## Goal
Go through the entries below and write each one out exactly.

_ _ _ _

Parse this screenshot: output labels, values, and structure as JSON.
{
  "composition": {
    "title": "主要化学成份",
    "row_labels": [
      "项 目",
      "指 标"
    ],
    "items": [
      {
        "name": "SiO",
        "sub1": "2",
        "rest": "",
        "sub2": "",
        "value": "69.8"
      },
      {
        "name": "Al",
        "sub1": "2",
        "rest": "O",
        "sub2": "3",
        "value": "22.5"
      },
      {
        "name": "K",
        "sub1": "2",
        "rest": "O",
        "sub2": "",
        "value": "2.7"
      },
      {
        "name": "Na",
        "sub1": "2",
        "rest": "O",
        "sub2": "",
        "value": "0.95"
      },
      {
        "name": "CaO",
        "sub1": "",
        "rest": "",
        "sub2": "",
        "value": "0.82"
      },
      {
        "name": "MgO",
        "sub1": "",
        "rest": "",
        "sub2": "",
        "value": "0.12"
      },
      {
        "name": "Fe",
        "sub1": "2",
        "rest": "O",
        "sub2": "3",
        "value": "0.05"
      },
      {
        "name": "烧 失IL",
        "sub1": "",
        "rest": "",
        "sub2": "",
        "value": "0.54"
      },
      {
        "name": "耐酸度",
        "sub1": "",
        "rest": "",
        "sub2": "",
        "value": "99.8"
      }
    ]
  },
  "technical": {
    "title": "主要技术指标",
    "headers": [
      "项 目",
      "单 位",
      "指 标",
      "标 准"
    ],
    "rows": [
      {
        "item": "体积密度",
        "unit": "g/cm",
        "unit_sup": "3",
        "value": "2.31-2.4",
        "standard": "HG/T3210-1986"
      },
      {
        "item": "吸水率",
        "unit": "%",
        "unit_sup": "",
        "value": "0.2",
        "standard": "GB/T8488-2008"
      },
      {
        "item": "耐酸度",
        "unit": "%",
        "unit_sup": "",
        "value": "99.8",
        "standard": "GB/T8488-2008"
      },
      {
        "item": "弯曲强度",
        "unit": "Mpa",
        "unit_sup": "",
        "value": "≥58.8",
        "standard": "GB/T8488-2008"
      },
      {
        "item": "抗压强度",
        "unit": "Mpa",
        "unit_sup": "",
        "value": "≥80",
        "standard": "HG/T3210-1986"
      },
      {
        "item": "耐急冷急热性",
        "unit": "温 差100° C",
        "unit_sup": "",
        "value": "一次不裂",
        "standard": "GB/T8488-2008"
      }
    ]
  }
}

_ _ _ _

## Exercise solution
Parse this screenshot: output labels, values, and structure as JSON.
{
  "composition": {
    "title": "主要化学成份",
    "row_labels": [
      "项 目",
      "指 标"
    ],
    "items": [
      {
        "name": "SiO",
        "sub1": "2",
        "rest": "",
        "sub2": "",
        "value": "69.8"
      },
      {
        "name": "Al",
        "sub1": "2",
        "rest": "O",
        "sub2": "3",
        "value": "22.5"
      },
      {
        "name": "K",
        "sub1": "2",
        "rest": "O",
        "sub2": "",
        "value": "2.7"
      },
      {
        "name": "Na",
        "sub1": "2",
        "rest": "O",
        "sub2": "",
        "value": "0.95"
      },
      {
        "name": "CaO",
        "sub1": "",
        "rest": "",
        "sub2": "",
        "value": "0.82"
      },
      {
        "name": "MgO",
        "sub1": "",
        "rest": "",
        "sub2": "",
        "value": "0.12"
      },
      {
        "name": "Fe",
        "sub1": "2",
        "rest": "O",
        "sub2": "3",
        "value": "0.05"
      },
      {
        "name": "烧 失IL",
        "sub1": "",
        "rest": "",
        "sub2": "",
        "value": "0.54"
      },
      {
        "name": "耐酸度",
        "sub1": "",
        "rest": "",
        "sub2": "",
        "value": "99.8"
      }
    ]
  },
  "technical": {
    "title": "主要技术指标",
    "headers": [
      "项 目",
      "单 位",
      "指 标",
      "标 准"
    ],
    "rows": [
      {
        "item": "体积密度",
        "unit": "g/cm",
        "unit_sup": "3",
        "value": "2.31-2.4",
        "standard": "HG/T3210-1986"
      },
      {
        "item": "吸水率",
        "unit": "%",
        "unit_sup": "",
        "value": "0.2",
        "standard": "GB/T8488-2008"
      },
      {
        "item": "耐酸度",
        "unit": "%",
        "unit_sup": "",
        "value": "99.8",
        "standard": "GB/T8488-2008"
      },
      {
        "item": "弯曲强度",
        "unit": "Mpa",
        "unit_sup": "",
        "value": "≥58.8",
        "standard": "GB/T8488-2008"
      },
      {
        "item": "抗压强度",
        "unit": "Mpa",
        "unit_sup": "",
        "value": "≥80",
        "standard": "HG/T3210-1986"
      },
      {
        "item": "耐急冷急热性",
        "unit": "温 差100° C",
        "unit_sup": "",
        "value": "一次不裂",
        "standard": "GB/T8488-2008"
      }
    ]
  }
}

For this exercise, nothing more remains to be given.